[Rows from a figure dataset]
###

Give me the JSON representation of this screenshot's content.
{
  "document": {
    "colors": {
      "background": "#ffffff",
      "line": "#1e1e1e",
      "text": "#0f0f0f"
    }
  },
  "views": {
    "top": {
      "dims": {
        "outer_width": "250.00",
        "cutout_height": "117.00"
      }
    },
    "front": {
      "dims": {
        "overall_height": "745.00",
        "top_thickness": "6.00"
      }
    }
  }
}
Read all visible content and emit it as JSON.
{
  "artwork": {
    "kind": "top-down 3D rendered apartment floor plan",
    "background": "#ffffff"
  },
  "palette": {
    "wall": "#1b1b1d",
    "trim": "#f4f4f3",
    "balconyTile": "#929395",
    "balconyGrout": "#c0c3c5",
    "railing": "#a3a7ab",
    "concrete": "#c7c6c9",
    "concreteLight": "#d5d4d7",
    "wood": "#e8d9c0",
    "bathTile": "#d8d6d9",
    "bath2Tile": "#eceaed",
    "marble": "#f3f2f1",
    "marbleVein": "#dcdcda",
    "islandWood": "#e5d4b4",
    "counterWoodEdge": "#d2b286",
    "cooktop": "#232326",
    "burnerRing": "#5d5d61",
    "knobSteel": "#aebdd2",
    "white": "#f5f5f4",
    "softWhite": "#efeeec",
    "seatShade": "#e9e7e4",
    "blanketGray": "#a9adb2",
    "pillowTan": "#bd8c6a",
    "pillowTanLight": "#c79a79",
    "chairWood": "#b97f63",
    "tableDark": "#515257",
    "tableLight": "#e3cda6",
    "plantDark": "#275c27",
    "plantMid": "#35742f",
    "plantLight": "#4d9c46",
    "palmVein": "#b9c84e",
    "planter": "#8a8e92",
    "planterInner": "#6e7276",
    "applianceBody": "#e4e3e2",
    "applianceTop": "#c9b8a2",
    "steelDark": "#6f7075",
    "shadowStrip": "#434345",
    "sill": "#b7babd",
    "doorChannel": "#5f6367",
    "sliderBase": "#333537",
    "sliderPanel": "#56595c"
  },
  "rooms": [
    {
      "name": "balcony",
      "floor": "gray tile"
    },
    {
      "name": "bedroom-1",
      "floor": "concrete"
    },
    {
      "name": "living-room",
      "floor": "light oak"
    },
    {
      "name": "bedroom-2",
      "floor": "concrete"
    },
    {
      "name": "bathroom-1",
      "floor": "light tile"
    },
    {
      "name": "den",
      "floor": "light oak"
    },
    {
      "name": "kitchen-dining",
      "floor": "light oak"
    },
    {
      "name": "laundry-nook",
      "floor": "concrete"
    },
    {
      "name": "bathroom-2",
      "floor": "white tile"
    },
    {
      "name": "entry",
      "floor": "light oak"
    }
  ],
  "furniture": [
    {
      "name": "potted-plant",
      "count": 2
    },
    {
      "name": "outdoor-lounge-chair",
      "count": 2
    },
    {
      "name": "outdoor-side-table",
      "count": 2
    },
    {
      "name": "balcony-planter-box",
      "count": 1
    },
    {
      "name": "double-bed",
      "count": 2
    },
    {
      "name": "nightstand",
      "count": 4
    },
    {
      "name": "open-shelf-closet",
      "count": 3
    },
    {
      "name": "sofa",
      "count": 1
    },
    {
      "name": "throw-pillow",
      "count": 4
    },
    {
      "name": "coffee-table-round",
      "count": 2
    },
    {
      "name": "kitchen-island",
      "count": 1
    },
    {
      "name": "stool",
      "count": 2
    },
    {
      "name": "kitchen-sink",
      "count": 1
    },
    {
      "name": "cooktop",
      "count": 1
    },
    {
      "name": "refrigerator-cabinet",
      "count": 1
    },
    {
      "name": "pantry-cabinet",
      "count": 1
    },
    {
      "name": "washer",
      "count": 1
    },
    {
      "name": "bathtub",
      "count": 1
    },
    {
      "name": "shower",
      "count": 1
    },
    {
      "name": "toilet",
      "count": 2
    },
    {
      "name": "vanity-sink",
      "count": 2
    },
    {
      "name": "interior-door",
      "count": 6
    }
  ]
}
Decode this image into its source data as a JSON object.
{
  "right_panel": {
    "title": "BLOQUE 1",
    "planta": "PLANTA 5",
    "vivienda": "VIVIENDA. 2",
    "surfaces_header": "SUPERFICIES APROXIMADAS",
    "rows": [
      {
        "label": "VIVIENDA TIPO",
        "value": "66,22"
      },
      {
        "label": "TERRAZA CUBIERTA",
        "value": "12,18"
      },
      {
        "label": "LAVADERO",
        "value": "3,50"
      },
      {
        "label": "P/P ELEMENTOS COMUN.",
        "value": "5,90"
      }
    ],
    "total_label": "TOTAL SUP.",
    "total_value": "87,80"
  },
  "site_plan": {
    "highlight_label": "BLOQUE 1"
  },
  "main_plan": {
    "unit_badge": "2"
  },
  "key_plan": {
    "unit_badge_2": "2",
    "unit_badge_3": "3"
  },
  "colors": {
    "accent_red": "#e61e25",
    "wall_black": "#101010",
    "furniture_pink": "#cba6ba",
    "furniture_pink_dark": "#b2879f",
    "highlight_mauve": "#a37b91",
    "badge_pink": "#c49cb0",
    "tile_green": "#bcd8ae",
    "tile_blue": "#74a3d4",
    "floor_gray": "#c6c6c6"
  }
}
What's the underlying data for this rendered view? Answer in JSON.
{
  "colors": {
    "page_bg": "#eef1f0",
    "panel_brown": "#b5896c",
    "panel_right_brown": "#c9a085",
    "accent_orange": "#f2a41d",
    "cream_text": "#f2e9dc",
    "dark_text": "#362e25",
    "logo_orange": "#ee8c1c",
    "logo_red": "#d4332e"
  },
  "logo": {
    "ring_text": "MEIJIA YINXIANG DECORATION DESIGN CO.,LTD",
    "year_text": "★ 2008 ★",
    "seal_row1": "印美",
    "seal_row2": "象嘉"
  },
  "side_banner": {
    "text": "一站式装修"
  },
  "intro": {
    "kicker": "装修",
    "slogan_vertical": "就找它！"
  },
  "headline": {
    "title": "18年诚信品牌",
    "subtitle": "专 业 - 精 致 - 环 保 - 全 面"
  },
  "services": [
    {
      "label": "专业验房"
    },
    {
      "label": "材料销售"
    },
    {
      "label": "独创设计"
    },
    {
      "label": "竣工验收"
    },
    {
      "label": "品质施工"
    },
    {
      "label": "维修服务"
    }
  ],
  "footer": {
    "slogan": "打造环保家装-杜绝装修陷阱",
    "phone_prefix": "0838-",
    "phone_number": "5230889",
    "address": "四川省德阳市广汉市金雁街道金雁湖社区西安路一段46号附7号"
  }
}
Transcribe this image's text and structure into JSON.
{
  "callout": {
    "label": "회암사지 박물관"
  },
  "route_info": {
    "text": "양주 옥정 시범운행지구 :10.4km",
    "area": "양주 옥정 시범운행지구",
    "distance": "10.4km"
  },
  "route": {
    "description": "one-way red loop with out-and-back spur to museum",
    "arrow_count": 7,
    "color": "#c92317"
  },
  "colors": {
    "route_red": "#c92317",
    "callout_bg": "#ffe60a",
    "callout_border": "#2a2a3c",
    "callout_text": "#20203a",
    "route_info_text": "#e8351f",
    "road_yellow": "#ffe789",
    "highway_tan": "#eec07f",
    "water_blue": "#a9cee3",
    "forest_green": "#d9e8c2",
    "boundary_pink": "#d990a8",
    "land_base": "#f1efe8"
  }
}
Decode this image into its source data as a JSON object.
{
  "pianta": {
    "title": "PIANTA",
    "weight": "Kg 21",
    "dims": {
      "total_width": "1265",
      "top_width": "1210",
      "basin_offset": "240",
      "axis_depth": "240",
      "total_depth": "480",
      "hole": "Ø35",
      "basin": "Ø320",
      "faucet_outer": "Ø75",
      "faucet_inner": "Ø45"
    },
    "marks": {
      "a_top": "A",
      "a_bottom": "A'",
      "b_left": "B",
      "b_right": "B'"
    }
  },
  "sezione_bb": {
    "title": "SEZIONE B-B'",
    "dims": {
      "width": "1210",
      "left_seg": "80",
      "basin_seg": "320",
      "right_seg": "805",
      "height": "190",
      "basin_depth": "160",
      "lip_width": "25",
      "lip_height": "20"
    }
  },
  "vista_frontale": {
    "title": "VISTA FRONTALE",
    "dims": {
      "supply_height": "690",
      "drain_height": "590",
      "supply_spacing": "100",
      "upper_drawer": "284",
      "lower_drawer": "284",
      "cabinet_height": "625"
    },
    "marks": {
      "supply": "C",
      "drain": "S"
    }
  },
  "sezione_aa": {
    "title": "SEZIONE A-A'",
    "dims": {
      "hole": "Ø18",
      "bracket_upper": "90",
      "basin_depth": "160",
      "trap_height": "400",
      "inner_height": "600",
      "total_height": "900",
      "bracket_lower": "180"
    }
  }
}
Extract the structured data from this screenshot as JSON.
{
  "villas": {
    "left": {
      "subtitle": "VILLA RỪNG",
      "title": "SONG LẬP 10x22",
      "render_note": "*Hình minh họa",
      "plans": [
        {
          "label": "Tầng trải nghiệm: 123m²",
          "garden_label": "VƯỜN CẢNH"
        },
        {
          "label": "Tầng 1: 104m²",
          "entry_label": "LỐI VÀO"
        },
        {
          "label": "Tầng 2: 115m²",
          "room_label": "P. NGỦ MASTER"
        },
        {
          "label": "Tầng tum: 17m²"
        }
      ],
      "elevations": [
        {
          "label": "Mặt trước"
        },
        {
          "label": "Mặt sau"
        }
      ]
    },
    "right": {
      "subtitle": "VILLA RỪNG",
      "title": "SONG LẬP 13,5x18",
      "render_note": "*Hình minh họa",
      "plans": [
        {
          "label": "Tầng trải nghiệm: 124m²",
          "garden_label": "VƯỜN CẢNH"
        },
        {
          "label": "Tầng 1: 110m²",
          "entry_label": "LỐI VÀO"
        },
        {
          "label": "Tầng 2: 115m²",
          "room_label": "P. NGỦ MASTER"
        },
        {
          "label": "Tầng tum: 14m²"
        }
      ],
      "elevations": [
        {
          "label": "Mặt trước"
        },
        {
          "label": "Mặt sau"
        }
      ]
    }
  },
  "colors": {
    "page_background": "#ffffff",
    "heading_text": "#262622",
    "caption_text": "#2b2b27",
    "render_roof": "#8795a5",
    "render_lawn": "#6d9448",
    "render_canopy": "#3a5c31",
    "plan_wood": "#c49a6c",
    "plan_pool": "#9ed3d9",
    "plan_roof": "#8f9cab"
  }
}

###

Filter the data, keeping only the lines that contain "screenshot".

Give me the JSON representation of this screenshot's content.
Extract the structured data from this screenshot as JSON.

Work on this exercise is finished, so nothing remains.